→ **Listed entries**:
_____

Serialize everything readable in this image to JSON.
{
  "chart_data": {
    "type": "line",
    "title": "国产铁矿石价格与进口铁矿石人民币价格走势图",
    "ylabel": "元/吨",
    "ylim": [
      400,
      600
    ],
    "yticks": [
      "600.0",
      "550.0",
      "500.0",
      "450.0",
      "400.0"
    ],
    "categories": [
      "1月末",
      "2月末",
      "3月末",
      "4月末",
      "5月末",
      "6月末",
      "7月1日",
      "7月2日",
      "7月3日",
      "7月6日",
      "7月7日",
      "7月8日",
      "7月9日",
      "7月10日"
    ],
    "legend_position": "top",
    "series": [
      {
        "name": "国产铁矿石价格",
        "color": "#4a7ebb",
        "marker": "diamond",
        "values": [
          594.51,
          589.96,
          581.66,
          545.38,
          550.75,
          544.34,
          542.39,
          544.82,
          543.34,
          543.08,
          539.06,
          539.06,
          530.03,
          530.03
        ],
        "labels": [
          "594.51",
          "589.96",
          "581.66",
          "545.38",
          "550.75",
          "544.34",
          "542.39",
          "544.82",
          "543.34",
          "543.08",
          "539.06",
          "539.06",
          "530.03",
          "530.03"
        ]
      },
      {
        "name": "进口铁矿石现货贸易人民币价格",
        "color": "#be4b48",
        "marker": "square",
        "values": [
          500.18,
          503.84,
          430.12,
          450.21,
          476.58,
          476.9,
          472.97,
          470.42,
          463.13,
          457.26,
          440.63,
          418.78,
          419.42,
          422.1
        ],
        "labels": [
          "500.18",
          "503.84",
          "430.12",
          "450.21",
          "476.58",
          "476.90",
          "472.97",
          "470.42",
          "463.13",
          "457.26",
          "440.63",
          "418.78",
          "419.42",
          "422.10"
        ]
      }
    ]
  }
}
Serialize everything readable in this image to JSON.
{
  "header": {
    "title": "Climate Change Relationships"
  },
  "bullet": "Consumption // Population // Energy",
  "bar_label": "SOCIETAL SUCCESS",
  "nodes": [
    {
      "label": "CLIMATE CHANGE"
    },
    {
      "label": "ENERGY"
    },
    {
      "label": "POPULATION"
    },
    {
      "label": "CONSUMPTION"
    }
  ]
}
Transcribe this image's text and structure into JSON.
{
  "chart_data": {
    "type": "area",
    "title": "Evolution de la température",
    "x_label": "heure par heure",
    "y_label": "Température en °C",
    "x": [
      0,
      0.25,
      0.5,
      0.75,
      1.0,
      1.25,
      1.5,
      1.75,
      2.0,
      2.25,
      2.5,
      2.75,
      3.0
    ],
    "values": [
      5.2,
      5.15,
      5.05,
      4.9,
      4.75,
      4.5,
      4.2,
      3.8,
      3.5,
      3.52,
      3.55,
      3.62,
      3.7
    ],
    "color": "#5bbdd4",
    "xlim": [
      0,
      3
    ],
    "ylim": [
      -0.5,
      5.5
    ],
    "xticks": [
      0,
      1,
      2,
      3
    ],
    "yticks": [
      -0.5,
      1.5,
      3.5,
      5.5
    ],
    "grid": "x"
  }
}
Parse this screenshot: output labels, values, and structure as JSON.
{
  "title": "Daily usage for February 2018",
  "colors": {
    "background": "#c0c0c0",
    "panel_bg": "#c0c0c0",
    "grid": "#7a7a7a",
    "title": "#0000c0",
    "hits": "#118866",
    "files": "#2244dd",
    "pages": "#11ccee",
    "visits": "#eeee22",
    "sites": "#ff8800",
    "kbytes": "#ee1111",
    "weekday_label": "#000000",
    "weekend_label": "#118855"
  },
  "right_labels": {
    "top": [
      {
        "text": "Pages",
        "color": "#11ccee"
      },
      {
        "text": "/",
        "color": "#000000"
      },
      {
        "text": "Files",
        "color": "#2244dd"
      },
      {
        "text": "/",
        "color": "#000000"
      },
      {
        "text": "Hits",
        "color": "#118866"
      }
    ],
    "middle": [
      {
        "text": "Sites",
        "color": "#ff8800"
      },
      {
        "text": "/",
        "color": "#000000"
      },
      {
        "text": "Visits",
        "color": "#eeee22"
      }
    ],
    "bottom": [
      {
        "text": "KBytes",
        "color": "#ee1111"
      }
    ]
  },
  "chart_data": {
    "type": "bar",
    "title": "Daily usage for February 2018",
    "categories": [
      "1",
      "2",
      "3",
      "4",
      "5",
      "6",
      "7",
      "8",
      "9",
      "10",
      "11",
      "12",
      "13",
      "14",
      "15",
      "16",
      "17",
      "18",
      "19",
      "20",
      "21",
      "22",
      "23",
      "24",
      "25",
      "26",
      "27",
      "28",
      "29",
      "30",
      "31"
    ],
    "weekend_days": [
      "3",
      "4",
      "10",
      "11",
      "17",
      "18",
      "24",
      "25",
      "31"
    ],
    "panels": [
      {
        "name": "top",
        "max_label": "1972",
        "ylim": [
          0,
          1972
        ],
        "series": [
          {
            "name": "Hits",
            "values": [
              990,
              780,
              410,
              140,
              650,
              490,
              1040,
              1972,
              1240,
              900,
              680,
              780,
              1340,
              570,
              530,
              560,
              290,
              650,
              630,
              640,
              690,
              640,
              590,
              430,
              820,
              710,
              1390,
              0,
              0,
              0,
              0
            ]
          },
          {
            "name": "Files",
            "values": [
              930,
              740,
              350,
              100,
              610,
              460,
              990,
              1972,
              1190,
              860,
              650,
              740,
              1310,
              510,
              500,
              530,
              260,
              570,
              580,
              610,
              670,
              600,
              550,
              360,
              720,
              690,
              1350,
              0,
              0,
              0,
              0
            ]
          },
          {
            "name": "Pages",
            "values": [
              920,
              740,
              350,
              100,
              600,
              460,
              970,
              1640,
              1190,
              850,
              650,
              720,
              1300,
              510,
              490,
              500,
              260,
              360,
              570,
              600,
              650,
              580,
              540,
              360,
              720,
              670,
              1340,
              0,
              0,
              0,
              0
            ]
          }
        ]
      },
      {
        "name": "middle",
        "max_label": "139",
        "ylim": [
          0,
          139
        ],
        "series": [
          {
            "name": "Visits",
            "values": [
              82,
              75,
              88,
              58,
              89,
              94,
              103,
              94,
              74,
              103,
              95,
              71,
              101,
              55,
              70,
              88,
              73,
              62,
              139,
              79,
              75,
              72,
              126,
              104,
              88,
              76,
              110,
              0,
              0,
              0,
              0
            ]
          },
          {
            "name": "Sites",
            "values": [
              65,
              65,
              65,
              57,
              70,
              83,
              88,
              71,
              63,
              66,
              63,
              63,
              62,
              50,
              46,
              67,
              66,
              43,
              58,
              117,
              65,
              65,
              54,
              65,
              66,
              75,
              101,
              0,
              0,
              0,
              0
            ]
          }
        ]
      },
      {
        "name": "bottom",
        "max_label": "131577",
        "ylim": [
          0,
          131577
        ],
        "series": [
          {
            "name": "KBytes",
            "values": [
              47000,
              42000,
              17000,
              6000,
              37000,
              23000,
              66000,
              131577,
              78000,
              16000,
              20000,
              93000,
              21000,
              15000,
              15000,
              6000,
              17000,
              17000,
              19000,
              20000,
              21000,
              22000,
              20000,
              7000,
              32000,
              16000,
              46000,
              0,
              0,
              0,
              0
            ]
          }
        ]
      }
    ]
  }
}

_____

→ **Brief**:
Your task is to repeat the data exactly; please include every line.

→ **Final result**:
Serialize everything readable in this image to JSON.
{
  "chart_data": {
    "type": "line",
    "title": "国产铁矿石价格与进口铁矿石人民币价格走势图",
    "ylabel": "元/吨",
    "ylim": [
      400,
      600
    ],
    "yticks": [
      "600.0",
      "550.0",
      "500.0",
      "450.0",
      "400.0"
    ],
    "categories": [
      "1月末",
      "2月末",
      "3月末",
      "4月末",
      "5月末",
      "6月末",
      "7月1日",
      "7月2日",
      "7月3日",
      "7月6日",
      "7月7日",
      "7月8日",
      "7月9日",
      "7月10日"
    ],
    "legend_position": "top",
    "series": [
      {
        "name": "国产铁矿石价格",
        "color": "#4a7ebb",
        "marker": "diamond",
        "values": [
          594.51,
          589.96,
          581.66,
          545.38,
          550.75,
          544.34,
          542.39,
          544.82,
          543.34,
          543.08,
          539.06,
          539.06,
          530.03,
          530.03
        ],
        "labels": [
          "594.51",
          "589.96",
          "581.66",
          "545.38",
          "550.75",
          "544.34",
          "542.39",
          "544.82",
          "543.34",
          "543.08",
          "539.06",
          "539.06",
          "530.03",
          "530.03"
        ]
      },
      {
        "name": "进口铁矿石现货贸易人民币价格",
        "color": "#be4b48",
        "marker": "square",
        "values": [
          500.18,
          503.84,
          430.12,
          450.21,
          476.58,
          476.9,
          472.97,
          470.42,
          463.13,
          457.26,
          440.63,
          418.78,
          419.42,
          422.1
        ],
        "labels": [
          "500.18",
          "503.84",
          "430.12",
          "450.21",
          "476.58",
          "476.90",
          "472.97",
          "470.42",
          "463.13",
          "457.26",
          "440.63",
          "418.78",
          "419.42",
          "422.10"
        ]
      }
    ]
  }
}
Serialize everything readable in this image to JSON.
{
  "header": {
    "title": "Climate Change Relationships"
  },
  "bullet": "Consumption // Population // Energy",
  "bar_label": "SOCIETAL SUCCESS",
  "nodes": [
    {
      "label": "CLIMATE CHANGE"
    },
    {
      "label": "ENERGY"
    },
    {
      "label": "POPULATION"
    },
    {
      "label": "CONSUMPTION"
    }
  ]
}
Transcribe this image's text and structure into JSON.
{
  "chart_data": {
    "type": "area",
    "title": "Evolution de la température",
    "x_label": "heure par heure",
    "y_label": "Température en °C",
    "x": [
      0,
      0.25,
      0.5,
      0.75,
      1.0,
      1.25,
      1.5,
      1.75,
      2.0,
      2.25,
      2.5,
      2.75,
      3.0
    ],
    "values": [
      5.2,
      5.15,
      5.05,
      4.9,
      4.75,
      4.5,
      4.2,
      3.8,
      3.5,
      3.52,
      3.55,
      3.62,
      3.7
    ],
    "color": "#5bbdd4",
    "xlim": [
      0,
      3
    ],
    "ylim": [
      -0.5,
      5.5
    ],
    "xticks": [
      0,
      1,
      2,
      3
    ],
    "yticks": [
      -0.5,
      1.5,
      3.5,
      5.5
    ],
    "grid": "x"
  }
}
Parse this screenshot: output labels, values, and structure as JSON.
{
  "title": "Daily usage for February 2018",
  "colors": {
    "background": "#c0c0c0",
    "panel_bg": "#c0c0c0",
    "grid": "#7a7a7a",
    "title": "#0000c0",
    "hits": "#118866",
    "files": "#2244dd",
    "pages": "#11ccee",
    "visits": "#eeee22",
    "sites": "#ff8800",
    "kbytes": "#ee1111",
    "weekday_label": "#000000",
    "weekend_label": "#118855"
  },
  "right_labels": {
    "top": [
      {
        "text": "Pages",
        "color": "#11ccee"
      },
      {
        "text": "/",
        "color": "#000000"
      },
      {
        "text": "Files",
        "color": "#2244dd"
      },
      {
        "text": "/",
        "color": "#000000"
      },
      {
        "text": "Hits",
        "color": "#118866"
      }
    ],
    "middle": [
      {
        "text": "Sites",
        "color": "#ff8800"
      },
      {
        "text": "/",
        "color": "#000000"
      },
      {
        "text": "Visits",
        "color": "#eeee22"
      }
    ],
    "bottom": [
      {
        "text": "KBytes",
        "color": "#ee1111"
      }
    ]
  },
  "chart_data": {
    "type": "bar",
    "title": "Daily usage for February 2018",
    "categories": [
      "1",
      "2",
      "3",
      "4",
      "5",
      "6",
      "7",
      "8",
      "9",
      "10",
      "11",
      "12",
      "13",
      "14",
      "15",
      "16",
      "17",
      "18",
      "19",
      "20",
      "21",
      "22",
      "23",
      "24",
      "25",
      "26",
      "27",
      "28",
      "29",
      "30",
      "31"
    ],
    "weekend_days": [
      "3",
      "4",
      "10",
      "11",
      "17",
      "18",
      "24",
      "25",
      "31"
    ],
    "panels": [
      {
        "name": "top",
        "max_label": "1972",
        "ylim": [
          0,
          1972
        ],
        "series": [
          {
            "name": "Hits",
            "values": [
              990,
              780,
              410,
              140,
              650,
              490,
              1040,
              1972,
              1240,
              900,
              680,
              780,
              1340,
              570,
              530,
              560,
              290,
              650,
              630,
              640,
              690,
              640,
              590,
              430,
              820,
              710,
              1390,
              0,
              0,
              0,
              0
            ]
          },
          {
            "name": "Files",
            "values": [
              930,
              740,
              350,
              100,
              610,
              460,
              990,
              1972,
              1190,
              860,
              650,
              740,
              1310,
              510,
              500,
              530,
              260,
              570,
              580,
              610,
              670,
              600,
              550,
              360,
              720,
              690,
              1350,
              0,
              0,
              0,
              0
            ]
          },
          {
            "name": "Pages",
            "values": [
              920,
              740,
              350,
              100,
              600,
              460,
              970,
              1640,
              1190,
              850,
              650,
              720,
              1300,
              510,
              490,
              500,
              260,
              360,
              570,
              600,
              650,
              580,
              540,
              360,
              720,
              670,
              1340,
              0,
              0,
              0,
              0
            ]
          }
        ]
      },
      {
        "name": "middle",
        "max_label": "139",
        "ylim": [
          0,
          139
        ],
        "series": [
          {
            "name": "Visits",
            "values": [
              82,
              75,
              88,
              58,
              89,
              94,
              103,
              94,
              74,
              103,
              95,
              71,
              101,
              55,
              70,
              88,
              73,
              62,
              139,
              79,
              75,
              72,
              126,
              104,
              88,
              76,
              110,
              0,
              0,
              0,
              0
            ]
          },
          {
            "name": "Sites",
            "values": [
              65,
              65,
              65,
              57,
              70,
              83,
              88,
              71,
              63,
              66,
              63,
              63,
              62,
              50,
              46,
              67,
              66,
              43,
              58,
              117,
              65,
              65,
              54,
              65,
              66,
              75,
              101,
              0,
              0,
              0,
              0
            ]
          }
        ]
      },
      {
        "name": "bottom",
        "max_label": "131577",
        "ylim": [
          0,
          131577
        ],
        "series": [
          {
            "name": "KBytes",
            "values": [
              47000,
              42000,
              17000,
              6000,
              37000,
              23000,
              66000,
              131577,
              78000,
              16000,
              20000,
              93000,
              21000,
              15000,
              15000,
              6000,
              17000,
              17000,
              19000,
              20000,
              21000,
              22000,
              20000,
              7000,
              32000,
              16000,
              46000,
              0,
              0,
              0,
              0
            ]
          }
        ]
      }
    ]
  }
}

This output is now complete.